ROWS
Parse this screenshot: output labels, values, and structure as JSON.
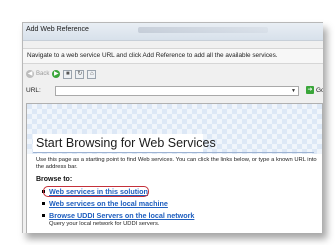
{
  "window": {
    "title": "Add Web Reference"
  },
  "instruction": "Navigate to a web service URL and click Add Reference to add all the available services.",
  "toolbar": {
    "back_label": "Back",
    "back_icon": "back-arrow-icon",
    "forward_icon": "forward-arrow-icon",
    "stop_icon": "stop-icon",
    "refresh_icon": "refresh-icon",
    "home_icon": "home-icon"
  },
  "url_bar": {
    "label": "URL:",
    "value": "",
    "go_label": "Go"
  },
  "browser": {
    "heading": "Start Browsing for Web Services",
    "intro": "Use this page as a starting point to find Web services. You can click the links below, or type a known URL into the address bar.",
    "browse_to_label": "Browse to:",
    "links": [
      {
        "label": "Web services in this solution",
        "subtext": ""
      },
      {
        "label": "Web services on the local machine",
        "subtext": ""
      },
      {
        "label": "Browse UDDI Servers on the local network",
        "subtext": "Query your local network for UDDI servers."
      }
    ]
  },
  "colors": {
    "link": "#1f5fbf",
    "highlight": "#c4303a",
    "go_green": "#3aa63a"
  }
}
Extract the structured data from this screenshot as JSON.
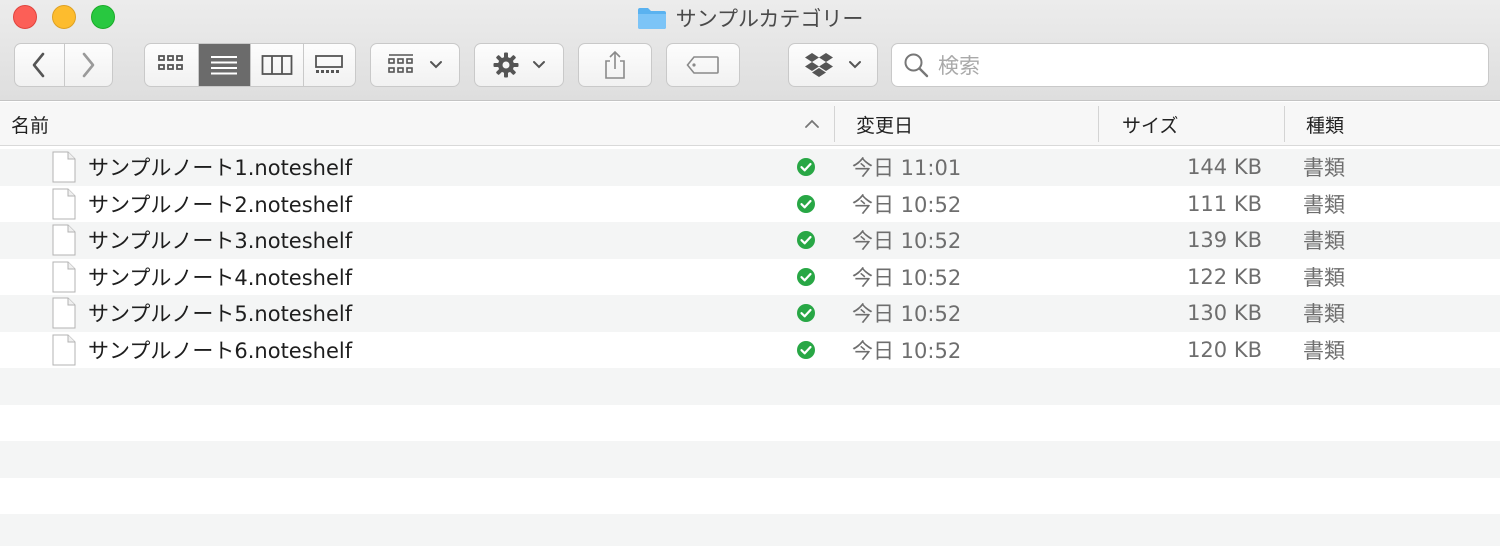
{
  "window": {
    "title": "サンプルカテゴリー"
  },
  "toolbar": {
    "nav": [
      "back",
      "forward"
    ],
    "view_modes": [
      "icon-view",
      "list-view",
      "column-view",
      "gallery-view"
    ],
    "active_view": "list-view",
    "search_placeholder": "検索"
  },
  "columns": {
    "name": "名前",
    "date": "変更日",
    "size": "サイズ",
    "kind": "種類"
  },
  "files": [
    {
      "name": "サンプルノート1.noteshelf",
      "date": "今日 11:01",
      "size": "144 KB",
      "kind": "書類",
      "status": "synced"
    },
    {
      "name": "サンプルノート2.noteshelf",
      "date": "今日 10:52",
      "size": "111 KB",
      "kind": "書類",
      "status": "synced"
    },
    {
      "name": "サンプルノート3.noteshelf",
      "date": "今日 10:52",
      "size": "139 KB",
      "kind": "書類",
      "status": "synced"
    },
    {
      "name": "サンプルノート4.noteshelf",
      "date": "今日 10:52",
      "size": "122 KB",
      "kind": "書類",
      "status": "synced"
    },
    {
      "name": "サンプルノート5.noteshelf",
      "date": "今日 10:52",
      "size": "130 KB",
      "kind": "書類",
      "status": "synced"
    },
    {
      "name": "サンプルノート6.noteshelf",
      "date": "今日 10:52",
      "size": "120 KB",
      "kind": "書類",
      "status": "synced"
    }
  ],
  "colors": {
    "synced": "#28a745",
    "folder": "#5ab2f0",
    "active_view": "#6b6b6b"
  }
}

WHAT IS ASKED
Print again, word for word, every line from the line with "Extract the structured" to the final line of the records, inclusive; skip the pictures.

COMPLETE OUTPUT
Extract the structured data from this screenshot as JSON.
{
  "window": {
    "title": "サンプルカテゴリー"
  },
  "toolbar": {
    "nav": [
      "back",
      "forward"
    ],
    "view_modes": [
      "icon-view",
      "list-view",
      "column-view",
      "gallery-view"
    ],
    "active_view": "list-view",
    "search_placeholder": "検索"
  },
  "columns": {
    "name": "名前",
    "date": "変更日",
    "size": "サイズ",
    "kind": "種類"
  },
  "files": [
    {
      "name": "サンプルノート1.noteshelf",
      "date": "今日 11:01",
      "size": "144 KB",
      "kind": "書類",
      "status": "synced"
    },
    {
      "name": "サンプルノート2.noteshelf",
      "date": "今日 10:52",
      "size": "111 KB",
      "kind": "書類",
      "status": "synced"
    },
    {
      "name": "サンプルノート3.noteshelf",
      "date": "今日 10:52",
      "size": "139 KB",
      "kind": "書類",
      "status": "synced"
    },
    {
      "name": "サンプルノート4.noteshelf",
      "date": "今日 10:52",
      "size": "122 KB",
      "kind": "書類",
      "status": "synced"
    },
    {
      "name": "サンプルノート5.noteshelf",
      "date": "今日 10:52",
      "size": "130 KB",
      "kind": "書類",
      "status": "synced"
    },
    {
      "name": "サンプルノート6.noteshelf",
      "date": "今日 10:52",
      "size": "120 KB",
      "kind": "書類",
      "status": "synced"
    }
  ],
  "colors": {
    "synced": "#28a745",
    "folder": "#5ab2f0",
    "active_view": "#6b6b6b"
  }
}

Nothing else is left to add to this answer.